Text provided:

+ + +

A group of international organizations are pledging support for Indonesia's earthquake recovery efforts, during an annual gathering of donors in Jakarta. The price tag for reconstruction has been estimated at more than $3 billion, a figure six times larger than previous reports.

Donors in the Consultative Group on Indonesia, known as CGI, have offered $3.9 billion in loans and grants, which will be used to bolster the state budget. Another $1.5 billion will be used to repair extensive damage in Central Java's earthquake zone.

The Asia Development Bank says it will provide up to two billion dollars in new loans to Indonesia for reconstruction during the next two years. Loan amounts from other donors have yet to be finalized, but Bank representatives said the preliminary figures should serve as a measure of confidence in the country's debt management and potential for growth.

The World Bank has indicated a loan of more than $800 million may be issued for 2006.

The World Bank's country director for Indonesia, Andrew Steer, says the government is demonstrating good fiscal judgment and has been able to gain income from development loans in the past.

"And the good thing about Indonesia today is that it is positioned in a macro-economic position well enough so that it can, for the first time since the crisis, really grow," he said.

The World Bank estimates nearly 200,000 homes were destroyed in the May 27 earthquake.

+ + +

[Data records]

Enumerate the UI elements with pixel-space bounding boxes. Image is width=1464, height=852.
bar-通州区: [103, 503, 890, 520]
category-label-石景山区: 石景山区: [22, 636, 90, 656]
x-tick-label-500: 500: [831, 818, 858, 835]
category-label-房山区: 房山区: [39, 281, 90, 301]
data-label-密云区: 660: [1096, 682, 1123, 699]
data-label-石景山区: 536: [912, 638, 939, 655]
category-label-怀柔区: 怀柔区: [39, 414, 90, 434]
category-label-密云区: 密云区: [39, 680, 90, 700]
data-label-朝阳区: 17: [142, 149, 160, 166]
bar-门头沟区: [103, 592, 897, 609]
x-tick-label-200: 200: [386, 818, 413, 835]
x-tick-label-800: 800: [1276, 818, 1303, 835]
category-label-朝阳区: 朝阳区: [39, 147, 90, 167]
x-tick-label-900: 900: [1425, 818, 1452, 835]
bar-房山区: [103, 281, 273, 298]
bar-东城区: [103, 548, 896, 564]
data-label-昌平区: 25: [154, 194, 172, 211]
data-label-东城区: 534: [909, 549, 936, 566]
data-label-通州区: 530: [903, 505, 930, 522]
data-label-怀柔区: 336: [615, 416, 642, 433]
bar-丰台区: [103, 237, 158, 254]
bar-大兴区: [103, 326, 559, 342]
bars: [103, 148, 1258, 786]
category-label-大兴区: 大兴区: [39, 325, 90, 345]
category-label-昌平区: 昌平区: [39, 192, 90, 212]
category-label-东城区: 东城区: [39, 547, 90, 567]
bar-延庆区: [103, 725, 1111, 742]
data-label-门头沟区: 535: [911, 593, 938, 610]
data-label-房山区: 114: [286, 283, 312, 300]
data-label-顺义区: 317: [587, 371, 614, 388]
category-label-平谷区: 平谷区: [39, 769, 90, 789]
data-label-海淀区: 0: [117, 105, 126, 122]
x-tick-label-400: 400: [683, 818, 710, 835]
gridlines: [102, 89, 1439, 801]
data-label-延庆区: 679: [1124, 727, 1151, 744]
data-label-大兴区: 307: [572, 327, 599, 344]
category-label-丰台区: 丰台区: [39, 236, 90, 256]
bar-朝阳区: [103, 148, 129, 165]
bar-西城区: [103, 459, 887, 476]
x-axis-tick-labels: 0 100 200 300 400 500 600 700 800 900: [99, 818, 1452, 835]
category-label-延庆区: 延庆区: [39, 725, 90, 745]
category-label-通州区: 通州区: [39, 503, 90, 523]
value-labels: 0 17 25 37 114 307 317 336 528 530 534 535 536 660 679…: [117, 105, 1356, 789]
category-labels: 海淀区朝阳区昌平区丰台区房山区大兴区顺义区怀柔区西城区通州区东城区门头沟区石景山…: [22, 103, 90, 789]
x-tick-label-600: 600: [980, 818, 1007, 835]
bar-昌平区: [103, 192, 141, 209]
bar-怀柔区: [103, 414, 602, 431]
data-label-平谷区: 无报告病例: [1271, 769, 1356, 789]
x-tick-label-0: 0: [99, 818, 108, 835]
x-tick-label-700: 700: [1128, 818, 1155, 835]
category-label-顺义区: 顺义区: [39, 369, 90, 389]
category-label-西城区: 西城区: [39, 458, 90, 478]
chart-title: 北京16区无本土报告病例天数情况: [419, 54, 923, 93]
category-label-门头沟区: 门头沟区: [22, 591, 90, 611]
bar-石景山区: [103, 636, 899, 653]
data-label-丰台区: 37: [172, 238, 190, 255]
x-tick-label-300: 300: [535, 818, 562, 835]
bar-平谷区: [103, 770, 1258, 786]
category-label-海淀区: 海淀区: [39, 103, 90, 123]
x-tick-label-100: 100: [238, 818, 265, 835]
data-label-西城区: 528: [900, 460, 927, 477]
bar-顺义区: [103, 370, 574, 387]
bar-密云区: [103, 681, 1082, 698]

+ + +

Required action A:
Translate this sentence from the article on Indonesia's earthquake recovery into Spanish: "The World Bank has indicated a loan of more than $800 million may be issued for 2006."
Required action B:
Write the next part of the article on Indonesia's earthquake recovery, picking up after its final sentence.

Task result A:
El Banco Mundial ha indicado que podría concederse un préstamo de más de 800 millones de dólares para 2006.

Task result B:
The government is still calculating damage estimates, but a government report released earlier this week puts the cost at more than $3 billion. That is significantly higher than the recovery cost for areas damaged by the Indiana Ocean tsunami in late 2004.

Officials point to the higher number of damaged buildings, many of them poorly constructed, and a higher population density to help explain the disparity.

Steer says another concern of donors is the potential for an avian flu outbreak. He says additional funds are available to help the country with a prevention program.

"But as of today, there is not a clear detailed plan that needs to be financed. And so ... we are expecting in the coming month or two that a clear financable plan would be concluded, and then there is quite a bit of funding that is waiting to finance that plan," he added.

During the Consultative Group on Indonesia meeting, the country's vice president, Jusef Kalla, also called for the 32 CGI members and other earthquake donors to hasten their contributions to avoid drawing out the reconstruction in Yogyakarta.